### Exercise objective
Retype each line exactly. Skip images.
-- begin --
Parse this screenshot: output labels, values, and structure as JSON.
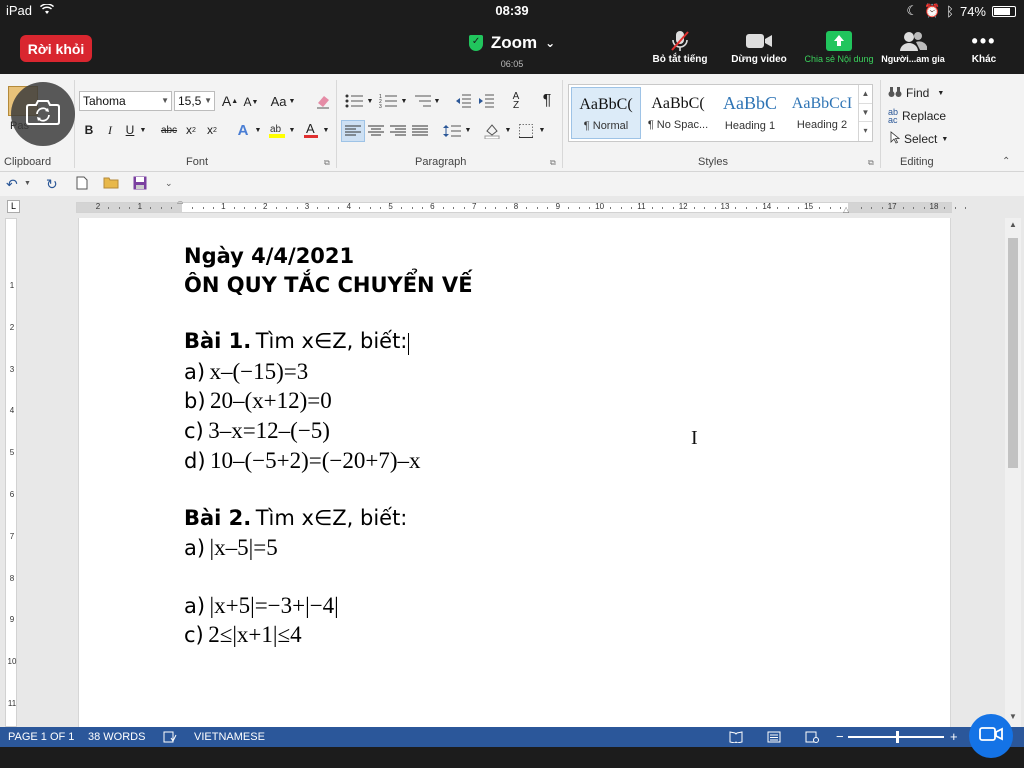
{
  "ipad_status": {
    "device": "iPad",
    "time": "08:39",
    "battery": "74%"
  },
  "zoom": {
    "leave_label": "Rời khỏi",
    "app_title": "Zoom",
    "timer": "06:05",
    "buttons": {
      "mute": "Bỏ tắt tiếng",
      "video": "Dừng video",
      "share": "Chia sẻ Nội dung",
      "participants": "Người...am gia",
      "more": "Khác"
    }
  },
  "ribbon": {
    "clipboard": {
      "paste": "Pas",
      "label": "Clipboard"
    },
    "font": {
      "label": "Font",
      "font_name": "Tahoma",
      "font_size": "15,5",
      "grow": "A",
      "shrink": "A",
      "case": "Aa",
      "bold": "B",
      "italic": "I",
      "underline": "U",
      "strike": "abc",
      "subscript": "x",
      "superscript": "x",
      "highlight_color": "#ffff00",
      "font_color": "#e03030"
    },
    "paragraph": {
      "label": "Paragraph"
    },
    "styles": {
      "label": "Styles",
      "items": [
        {
          "sample": "AaBbC(",
          "name": "¶ Normal"
        },
        {
          "sample": "AaBbC(",
          "name": "¶ No Spac..."
        },
        {
          "sample": "AaBbC",
          "name": "Heading 1"
        },
        {
          "sample": "AaBbCcI",
          "name": "Heading 2"
        }
      ]
    },
    "editing": {
      "label": "Editing",
      "find": "Find",
      "replace": "Replace",
      "select": "Select"
    }
  },
  "ruler": {
    "h_ticks": [
      "2",
      "1",
      "",
      "1",
      "2",
      "3",
      "4",
      "5",
      "6",
      "7",
      "8",
      "9",
      "10",
      "11",
      "12",
      "13",
      "14",
      "15",
      "",
      "17",
      "18"
    ],
    "v_ticks": [
      "1",
      "2",
      "3",
      "4",
      "5",
      "6",
      "7",
      "8",
      "9",
      "10",
      "11"
    ]
  },
  "document": {
    "date": "Ngày 4/4/2021",
    "topic": "ÔN QUY TẮC CHUYỂN VẾ",
    "ex1": {
      "title": "Bài 1.",
      "prompt": "Tìm x∈Z, biết:",
      "items": [
        {
          "label": "a)",
          "expr": "x–(−15)=3"
        },
        {
          "label": "b)",
          "expr": "20–(x+12)=0"
        },
        {
          "label": "c)",
          "expr": "3–x=12–(−5)"
        },
        {
          "label": "d)",
          "expr": "10–(−5+2)=(−20+7)–x"
        }
      ]
    },
    "ex2": {
      "title": "Bài 2.",
      "prompt": "Tìm x∈Z, biết:",
      "items": [
        {
          "label": "a)",
          "expr": "|x–5|=5"
        },
        {
          "label": "a)",
          "expr": "|x+5|=−3+|−4|"
        },
        {
          "label": "c)",
          "expr": "2≤|x+1|≤4"
        }
      ]
    }
  },
  "statusbar": {
    "page": "PAGE 1 OF 1",
    "words": "38 WORDS",
    "language": "VIETNAMESE",
    "zoom_minus": "−",
    "zoom_plus": "+"
  }
}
-- end --
### Answer to the problem
Parse this screenshot: output labels, values, and structure as JSON.
{
  "ipad_status": {
    "device": "iPad",
    "time": "08:39",
    "battery": "74%"
  },
  "zoom": {
    "leave_label": "Rời khỏi",
    "app_title": "Zoom",
    "timer": "06:05",
    "buttons": {
      "mute": "Bỏ tắt tiếng",
      "video": "Dừng video",
      "share": "Chia sẻ Nội dung",
      "participants": "Người...am gia",
      "more": "Khác"
    }
  },
  "ribbon": {
    "clipboard": {
      "paste": "Pas",
      "label": "Clipboard"
    },
    "font": {
      "label": "Font",
      "font_name": "Tahoma",
      "font_size": "15,5",
      "grow": "A",
      "shrink": "A",
      "case": "Aa",
      "bold": "B",
      "italic": "I",
      "underline": "U",
      "strike": "abc",
      "subscript": "x",
      "superscript": "x",
      "highlight_color": "#ffff00",
      "font_color": "#e03030"
    },
    "paragraph": {
      "label": "Paragraph"
    },
    "styles": {
      "label": "Styles",
      "items": [
        {
          "sample": "AaBbC(",
          "name": "¶ Normal"
        },
        {
          "sample": "AaBbC(",
          "name": "¶ No Spac..."
        },
        {
          "sample": "AaBbC",
          "name": "Heading 1"
        },
        {
          "sample": "AaBbCcI",
          "name": "Heading 2"
        }
      ]
    },
    "editing": {
      "label": "Editing",
      "find": "Find",
      "replace": "Replace",
      "select": "Select"
    }
  },
  "ruler": {
    "h_ticks": [
      "2",
      "1",
      "",
      "1",
      "2",
      "3",
      "4",
      "5",
      "6",
      "7",
      "8",
      "9",
      "10",
      "11",
      "12",
      "13",
      "14",
      "15",
      "",
      "17",
      "18"
    ],
    "v_ticks": [
      "1",
      "2",
      "3",
      "4",
      "5",
      "6",
      "7",
      "8",
      "9",
      "10",
      "11"
    ]
  },
  "document": {
    "date": "Ngày 4/4/2021",
    "topic": "ÔN QUY TẮC CHUYỂN VẾ",
    "ex1": {
      "title": "Bài 1.",
      "prompt": "Tìm x∈Z, biết:",
      "items": [
        {
          "label": "a)",
          "expr": "x–(−15)=3"
        },
        {
          "label": "b)",
          "expr": "20–(x+12)=0"
        },
        {
          "label": "c)",
          "expr": "3–x=12–(−5)"
        },
        {
          "label": "d)",
          "expr": "10–(−5+2)=(−20+7)–x"
        }
      ]
    },
    "ex2": {
      "title": "Bài 2.",
      "prompt": "Tìm x∈Z, biết:",
      "items": [
        {
          "label": "a)",
          "expr": "|x–5|=5"
        },
        {
          "label": "a)",
          "expr": "|x+5|=−3+|−4|"
        },
        {
          "label": "c)",
          "expr": "2≤|x+1|≤4"
        }
      ]
    }
  },
  "statusbar": {
    "page": "PAGE 1 OF 1",
    "words": "38 WORDS",
    "language": "VIETNAMESE",
    "zoom_minus": "−",
    "zoom_plus": "+"
  }
}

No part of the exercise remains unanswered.